Task to carry out
Please give the listing again, word for word, with nothing left out.

Extracted information
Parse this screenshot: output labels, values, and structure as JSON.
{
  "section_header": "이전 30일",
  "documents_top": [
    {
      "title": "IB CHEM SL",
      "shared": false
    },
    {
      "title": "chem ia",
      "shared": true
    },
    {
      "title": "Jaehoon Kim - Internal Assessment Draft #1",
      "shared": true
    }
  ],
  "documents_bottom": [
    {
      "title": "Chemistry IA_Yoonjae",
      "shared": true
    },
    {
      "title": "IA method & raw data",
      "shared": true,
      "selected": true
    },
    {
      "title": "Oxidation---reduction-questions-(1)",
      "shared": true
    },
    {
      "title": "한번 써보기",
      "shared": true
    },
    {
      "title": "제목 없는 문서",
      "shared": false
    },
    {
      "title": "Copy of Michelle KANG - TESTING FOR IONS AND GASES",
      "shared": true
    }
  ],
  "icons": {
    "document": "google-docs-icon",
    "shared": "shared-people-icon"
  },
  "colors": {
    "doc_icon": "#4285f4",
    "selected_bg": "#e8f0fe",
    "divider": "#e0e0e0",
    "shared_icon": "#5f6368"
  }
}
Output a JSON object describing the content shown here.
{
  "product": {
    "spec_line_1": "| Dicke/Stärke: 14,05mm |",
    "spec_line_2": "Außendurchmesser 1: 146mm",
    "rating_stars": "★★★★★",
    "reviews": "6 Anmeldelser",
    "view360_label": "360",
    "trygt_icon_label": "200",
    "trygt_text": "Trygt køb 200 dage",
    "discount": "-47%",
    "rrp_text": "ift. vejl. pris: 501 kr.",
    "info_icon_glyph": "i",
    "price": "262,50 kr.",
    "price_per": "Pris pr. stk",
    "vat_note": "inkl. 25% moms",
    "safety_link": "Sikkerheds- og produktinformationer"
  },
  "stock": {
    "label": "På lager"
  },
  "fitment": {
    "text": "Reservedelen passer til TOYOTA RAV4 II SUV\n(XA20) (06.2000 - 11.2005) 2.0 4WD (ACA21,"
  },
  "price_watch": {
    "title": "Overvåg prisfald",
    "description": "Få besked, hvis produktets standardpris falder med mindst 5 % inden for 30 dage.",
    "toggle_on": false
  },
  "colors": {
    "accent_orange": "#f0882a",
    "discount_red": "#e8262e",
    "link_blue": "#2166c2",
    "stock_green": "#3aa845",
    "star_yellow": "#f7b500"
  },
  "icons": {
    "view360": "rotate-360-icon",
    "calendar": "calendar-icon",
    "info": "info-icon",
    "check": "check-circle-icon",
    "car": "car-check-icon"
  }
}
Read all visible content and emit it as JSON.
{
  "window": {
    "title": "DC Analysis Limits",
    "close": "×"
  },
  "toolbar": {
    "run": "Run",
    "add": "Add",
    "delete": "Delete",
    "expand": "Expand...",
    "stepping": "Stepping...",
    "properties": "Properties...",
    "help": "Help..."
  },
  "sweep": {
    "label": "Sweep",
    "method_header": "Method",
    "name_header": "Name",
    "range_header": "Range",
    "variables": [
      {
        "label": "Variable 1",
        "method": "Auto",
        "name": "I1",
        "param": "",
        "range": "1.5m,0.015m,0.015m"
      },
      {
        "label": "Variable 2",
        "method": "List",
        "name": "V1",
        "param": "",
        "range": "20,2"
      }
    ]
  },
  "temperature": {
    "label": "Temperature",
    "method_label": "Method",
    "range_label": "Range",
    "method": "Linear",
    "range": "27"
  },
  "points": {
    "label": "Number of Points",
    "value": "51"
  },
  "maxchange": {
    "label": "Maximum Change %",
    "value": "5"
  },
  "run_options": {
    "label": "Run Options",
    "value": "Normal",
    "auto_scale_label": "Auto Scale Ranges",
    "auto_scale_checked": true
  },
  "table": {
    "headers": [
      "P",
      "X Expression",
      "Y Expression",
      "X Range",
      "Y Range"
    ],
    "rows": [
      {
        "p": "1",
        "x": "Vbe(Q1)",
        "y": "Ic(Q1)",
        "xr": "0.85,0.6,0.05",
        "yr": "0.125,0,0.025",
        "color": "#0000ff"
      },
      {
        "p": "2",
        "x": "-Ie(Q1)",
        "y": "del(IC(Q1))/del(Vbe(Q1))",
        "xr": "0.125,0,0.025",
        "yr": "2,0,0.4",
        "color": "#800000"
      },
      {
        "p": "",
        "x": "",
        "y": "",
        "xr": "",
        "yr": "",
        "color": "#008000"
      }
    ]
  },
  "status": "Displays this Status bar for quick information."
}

The solution
Parse this screenshot: output labels, values, and structure as JSON.
{
  "section_header": "이전 30일",
  "documents_top": [
    {
      "title": "IB CHEM SL",
      "shared": false
    },
    {
      "title": "chem ia",
      "shared": true
    },
    {
      "title": "Jaehoon Kim - Internal Assessment Draft #1",
      "shared": true
    }
  ],
  "documents_bottom": [
    {
      "title": "Chemistry IA_Yoonjae",
      "shared": true
    },
    {
      "title": "IA method & raw data",
      "shared": true,
      "selected": true
    },
    {
      "title": "Oxidation---reduction-questions-(1)",
      "shared": true
    },
    {
      "title": "한번 써보기",
      "shared": true
    },
    {
      "title": "제목 없는 문서",
      "shared": false
    },
    {
      "title": "Copy of Michelle KANG - TESTING FOR IONS AND GASES",
      "shared": true
    }
  ],
  "icons": {
    "document": "google-docs-icon",
    "shared": "shared-people-icon"
  },
  "colors": {
    "doc_icon": "#4285f4",
    "selected_bg": "#e8f0fe",
    "divider": "#e0e0e0",
    "shared_icon": "#5f6368"
  }
}
Output a JSON object describing the content shown here.
{
  "product": {
    "spec_line_1": "| Dicke/Stärke: 14,05mm |",
    "spec_line_2": "Außendurchmesser 1: 146mm",
    "rating_stars": "★★★★★",
    "reviews": "6 Anmeldelser",
    "view360_label": "360",
    "trygt_icon_label": "200",
    "trygt_text": "Trygt køb 200 dage",
    "discount": "-47%",
    "rrp_text": "ift. vejl. pris: 501 kr.",
    "info_icon_glyph": "i",
    "price": "262,50 kr.",
    "price_per": "Pris pr. stk",
    "vat_note": "inkl. 25% moms",
    "safety_link": "Sikkerheds- og produktinformationer"
  },
  "stock": {
    "label": "På lager"
  },
  "fitment": {
    "text": "Reservedelen passer til TOYOTA RAV4 II SUV\n(XA20) (06.2000 - 11.2005) 2.0 4WD (ACA21,"
  },
  "price_watch": {
    "title": "Overvåg prisfald",
    "description": "Få besked, hvis produktets standardpris falder med mindst 5 % inden for 30 dage.",
    "toggle_on": false
  },
  "colors": {
    "accent_orange": "#f0882a",
    "discount_red": "#e8262e",
    "link_blue": "#2166c2",
    "stock_green": "#3aa845",
    "star_yellow": "#f7b500"
  },
  "icons": {
    "view360": "rotate-360-icon",
    "calendar": "calendar-icon",
    "info": "info-icon",
    "check": "check-circle-icon",
    "car": "car-check-icon"
  }
}
Read all visible content and emit it as JSON.
{
  "window": {
    "title": "DC Analysis Limits",
    "close": "×"
  },
  "toolbar": {
    "run": "Run",
    "add": "Add",
    "delete": "Delete",
    "expand": "Expand...",
    "stepping": "Stepping...",
    "properties": "Properties...",
    "help": "Help..."
  },
  "sweep": {
    "label": "Sweep",
    "method_header": "Method",
    "name_header": "Name",
    "range_header": "Range",
    "variables": [
      {
        "label": "Variable 1",
        "method": "Auto",
        "name": "I1",
        "param": "",
        "range": "1.5m,0.015m,0.015m"
      },
      {
        "label": "Variable 2",
        "method": "List",
        "name": "V1",
        "param": "",
        "range": "20,2"
      }
    ]
  },
  "temperature": {
    "label": "Temperature",
    "method_label": "Method",
    "range_label": "Range",
    "method": "Linear",
    "range": "27"
  },
  "points": {
    "label": "Number of Points",
    "value": "51"
  },
  "maxchange": {
    "label": "Maximum Change %",
    "value": "5"
  },
  "run_options": {
    "label": "Run Options",
    "value": "Normal",
    "auto_scale_label": "Auto Scale Ranges",
    "auto_scale_checked": true
  },
  "table": {
    "headers": [
      "P",
      "X Expression",
      "Y Expression",
      "X Range",
      "Y Range"
    ],
    "rows": [
      {
        "p": "1",
        "x": "Vbe(Q1)",
        "y": "Ic(Q1)",
        "xr": "0.85,0.6,0.05",
        "yr": "0.125,0,0.025",
        "color": "#0000ff"
      },
      {
        "p": "2",
        "x": "-Ie(Q1)",
        "y": "del(IC(Q1))/del(Vbe(Q1))",
        "xr": "0.125,0,0.025",
        "yr": "2,0,0.4",
        "color": "#800000"
      },
      {
        "p": "",
        "x": "",
        "y": "",
        "xr": "",
        "yr": "",
        "color": "#008000"
      }
    ]
  },
  "status": "Displays this Status bar for quick information."
}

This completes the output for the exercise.